Extract the full set of records that follows, word for word.

Start of DATA TO USE

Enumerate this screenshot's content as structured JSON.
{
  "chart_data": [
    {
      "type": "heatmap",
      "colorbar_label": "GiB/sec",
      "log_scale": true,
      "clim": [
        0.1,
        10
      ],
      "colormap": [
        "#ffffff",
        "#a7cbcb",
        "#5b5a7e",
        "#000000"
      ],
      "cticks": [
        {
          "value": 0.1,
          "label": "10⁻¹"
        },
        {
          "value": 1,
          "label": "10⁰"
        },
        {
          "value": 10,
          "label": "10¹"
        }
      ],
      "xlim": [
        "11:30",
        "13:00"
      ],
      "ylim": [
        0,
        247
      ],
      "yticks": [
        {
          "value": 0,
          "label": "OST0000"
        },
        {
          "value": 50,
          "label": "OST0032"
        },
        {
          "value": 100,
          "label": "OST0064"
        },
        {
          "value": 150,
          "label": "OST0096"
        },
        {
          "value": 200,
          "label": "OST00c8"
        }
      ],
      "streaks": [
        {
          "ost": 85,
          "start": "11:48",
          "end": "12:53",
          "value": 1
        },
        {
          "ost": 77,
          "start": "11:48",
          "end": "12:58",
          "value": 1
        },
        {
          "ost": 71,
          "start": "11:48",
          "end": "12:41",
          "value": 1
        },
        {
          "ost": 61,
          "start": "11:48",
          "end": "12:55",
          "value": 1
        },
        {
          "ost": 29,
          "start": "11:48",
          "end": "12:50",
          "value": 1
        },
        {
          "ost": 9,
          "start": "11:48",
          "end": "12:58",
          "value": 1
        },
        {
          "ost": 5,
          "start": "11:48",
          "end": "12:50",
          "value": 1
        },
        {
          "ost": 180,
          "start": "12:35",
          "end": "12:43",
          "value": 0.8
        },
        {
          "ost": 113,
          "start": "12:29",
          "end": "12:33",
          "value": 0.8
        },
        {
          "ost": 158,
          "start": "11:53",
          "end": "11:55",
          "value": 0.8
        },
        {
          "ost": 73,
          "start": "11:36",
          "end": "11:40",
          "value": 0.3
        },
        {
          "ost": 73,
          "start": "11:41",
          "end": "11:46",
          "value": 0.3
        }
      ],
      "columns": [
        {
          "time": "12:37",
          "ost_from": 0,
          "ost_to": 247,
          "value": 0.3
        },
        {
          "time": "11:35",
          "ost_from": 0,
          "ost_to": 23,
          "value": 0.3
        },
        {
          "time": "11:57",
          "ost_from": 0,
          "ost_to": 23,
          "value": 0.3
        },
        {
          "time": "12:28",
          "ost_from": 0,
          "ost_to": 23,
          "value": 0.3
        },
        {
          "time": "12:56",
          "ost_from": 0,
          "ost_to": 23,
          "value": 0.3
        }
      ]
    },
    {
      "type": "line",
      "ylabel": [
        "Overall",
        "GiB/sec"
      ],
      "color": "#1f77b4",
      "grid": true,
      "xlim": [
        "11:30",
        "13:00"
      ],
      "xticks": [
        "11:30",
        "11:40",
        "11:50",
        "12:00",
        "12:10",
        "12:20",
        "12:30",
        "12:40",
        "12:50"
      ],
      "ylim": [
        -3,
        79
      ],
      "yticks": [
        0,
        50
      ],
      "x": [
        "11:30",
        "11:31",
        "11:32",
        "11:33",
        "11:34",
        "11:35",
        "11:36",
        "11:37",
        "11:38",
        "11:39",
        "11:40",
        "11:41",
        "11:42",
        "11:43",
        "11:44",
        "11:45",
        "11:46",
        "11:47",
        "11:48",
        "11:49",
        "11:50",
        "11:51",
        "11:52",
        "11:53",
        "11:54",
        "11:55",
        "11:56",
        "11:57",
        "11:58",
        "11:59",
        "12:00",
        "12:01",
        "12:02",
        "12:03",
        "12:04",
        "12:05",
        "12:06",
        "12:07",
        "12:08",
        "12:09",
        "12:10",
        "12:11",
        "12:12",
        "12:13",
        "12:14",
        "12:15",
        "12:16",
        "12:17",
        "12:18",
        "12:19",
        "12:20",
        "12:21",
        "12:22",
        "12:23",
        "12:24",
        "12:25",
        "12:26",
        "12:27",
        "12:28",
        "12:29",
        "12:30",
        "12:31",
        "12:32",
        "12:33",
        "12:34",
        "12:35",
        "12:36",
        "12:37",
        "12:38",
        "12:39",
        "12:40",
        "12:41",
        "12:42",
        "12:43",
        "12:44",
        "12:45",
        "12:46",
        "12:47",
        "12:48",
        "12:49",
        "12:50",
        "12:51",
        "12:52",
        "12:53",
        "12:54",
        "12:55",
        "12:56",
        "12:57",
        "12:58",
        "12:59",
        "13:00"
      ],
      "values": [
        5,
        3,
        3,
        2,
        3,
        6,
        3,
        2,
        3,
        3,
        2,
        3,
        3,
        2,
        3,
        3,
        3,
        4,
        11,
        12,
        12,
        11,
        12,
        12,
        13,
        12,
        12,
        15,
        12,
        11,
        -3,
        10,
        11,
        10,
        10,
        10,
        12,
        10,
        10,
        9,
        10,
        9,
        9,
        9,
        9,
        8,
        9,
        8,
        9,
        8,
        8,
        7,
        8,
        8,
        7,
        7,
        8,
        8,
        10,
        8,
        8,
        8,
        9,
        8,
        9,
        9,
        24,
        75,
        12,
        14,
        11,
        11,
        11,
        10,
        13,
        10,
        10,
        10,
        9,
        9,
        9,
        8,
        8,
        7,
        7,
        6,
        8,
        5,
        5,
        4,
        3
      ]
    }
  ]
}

End of DATA TO USE

> ANSWER BELOW
Enumerate this screenshot's content as structured JSON.
{
  "chart_data": [
    {
      "type": "heatmap",
      "colorbar_label": "GiB/sec",
      "log_scale": true,
      "clim": [
        0.1,
        10
      ],
      "colormap": [
        "#ffffff",
        "#a7cbcb",
        "#5b5a7e",
        "#000000"
      ],
      "cticks": [
        {
          "value": 0.1,
          "label": "10⁻¹"
        },
        {
          "value": 1,
          "label": "10⁰"
        },
        {
          "value": 10,
          "label": "10¹"
        }
      ],
      "xlim": [
        "11:30",
        "13:00"
      ],
      "ylim": [
        0,
        247
      ],
      "yticks": [
        {
          "value": 0,
          "label": "OST0000"
        },
        {
          "value": 50,
          "label": "OST0032"
        },
        {
          "value": 100,
          "label": "OST0064"
        },
        {
          "value": 150,
          "label": "OST0096"
        },
        {
          "value": 200,
          "label": "OST00c8"
        }
      ],
      "streaks": [
        {
          "ost": 85,
          "start": "11:48",
          "end": "12:53",
          "value": 1
        },
        {
          "ost": 77,
          "start": "11:48",
          "end": "12:58",
          "value": 1
        },
        {
          "ost": 71,
          "start": "11:48",
          "end": "12:41",
          "value": 1
        },
        {
          "ost": 61,
          "start": "11:48",
          "end": "12:55",
          "value": 1
        },
        {
          "ost": 29,
          "start": "11:48",
          "end": "12:50",
          "value": 1
        },
        {
          "ost": 9,
          "start": "11:48",
          "end": "12:58",
          "value": 1
        },
        {
          "ost": 5,
          "start": "11:48",
          "end": "12:50",
          "value": 1
        },
        {
          "ost": 180,
          "start": "12:35",
          "end": "12:43",
          "value": 0.8
        },
        {
          "ost": 113,
          "start": "12:29",
          "end": "12:33",
          "value": 0.8
        },
        {
          "ost": 158,
          "start": "11:53",
          "end": "11:55",
          "value": 0.8
        },
        {
          "ost": 73,
          "start": "11:36",
          "end": "11:40",
          "value": 0.3
        },
        {
          "ost": 73,
          "start": "11:41",
          "end": "11:46",
          "value": 0.3
        }
      ],
      "columns": [
        {
          "time": "12:37",
          "ost_from": 0,
          "ost_to": 247,
          "value": 0.3
        },
        {
          "time": "11:35",
          "ost_from": 0,
          "ost_to": 23,
          "value": 0.3
        },
        {
          "time": "11:57",
          "ost_from": 0,
          "ost_to": 23,
          "value": 0.3
        },
        {
          "time": "12:28",
          "ost_from": 0,
          "ost_to": 23,
          "value": 0.3
        },
        {
          "time": "12:56",
          "ost_from": 0,
          "ost_to": 23,
          "value": 0.3
        }
      ]
    },
    {
      "type": "line",
      "ylabel": [
        "Overall",
        "GiB/sec"
      ],
      "color": "#1f77b4",
      "grid": true,
      "xlim": [
        "11:30",
        "13:00"
      ],
      "xticks": [
        "11:30",
        "11:40",
        "11:50",
        "12:00",
        "12:10",
        "12:20",
        "12:30",
        "12:40",
        "12:50"
      ],
      "ylim": [
        -3,
        79
      ],
      "yticks": [
        0,
        50
      ],
      "x": [
        "11:30",
        "11:31",
        "11:32",
        "11:33",
        "11:34",
        "11:35",
        "11:36",
        "11:37",
        "11:38",
        "11:39",
        "11:40",
        "11:41",
        "11:42",
        "11:43",
        "11:44",
        "11:45",
        "11:46",
        "11:47",
        "11:48",
        "11:49",
        "11:50",
        "11:51",
        "11:52",
        "11:53",
        "11:54",
        "11:55",
        "11:56",
        "11:57",
        "11:58",
        "11:59",
        "12:00",
        "12:01",
        "12:02",
        "12:03",
        "12:04",
        "12:05",
        "12:06",
        "12:07",
        "12:08",
        "12:09",
        "12:10",
        "12:11",
        "12:12",
        "12:13",
        "12:14",
        "12:15",
        "12:16",
        "12:17",
        "12:18",
        "12:19",
        "12:20",
        "12:21",
        "12:22",
        "12:23",
        "12:24",
        "12:25",
        "12:26",
        "12:27",
        "12:28",
        "12:29",
        "12:30",
        "12:31",
        "12:32",
        "12:33",
        "12:34",
        "12:35",
        "12:36",
        "12:37",
        "12:38",
        "12:39",
        "12:40",
        "12:41",
        "12:42",
        "12:43",
        "12:44",
        "12:45",
        "12:46",
        "12:47",
        "12:48",
        "12:49",
        "12:50",
        "12:51",
        "12:52",
        "12:53",
        "12:54",
        "12:55",
        "12:56",
        "12:57",
        "12:58",
        "12:59",
        "13:00"
      ],
      "values": [
        5,
        3,
        3,
        2,
        3,
        6,
        3,
        2,
        3,
        3,
        2,
        3,
        3,
        2,
        3,
        3,
        3,
        4,
        11,
        12,
        12,
        11,
        12,
        12,
        13,
        12,
        12,
        15,
        12,
        11,
        -3,
        10,
        11,
        10,
        10,
        10,
        12,
        10,
        10,
        9,
        10,
        9,
        9,
        9,
        9,
        8,
        9,
        8,
        9,
        8,
        8,
        7,
        8,
        8,
        7,
        7,
        8,
        8,
        10,
        8,
        8,
        8,
        9,
        8,
        9,
        9,
        24,
        75,
        12,
        14,
        11,
        11,
        11,
        10,
        13,
        10,
        10,
        10,
        9,
        9,
        9,
        8,
        8,
        7,
        7,
        6,
        8,
        5,
        5,
        4,
        3
      ]
    }
  ]
}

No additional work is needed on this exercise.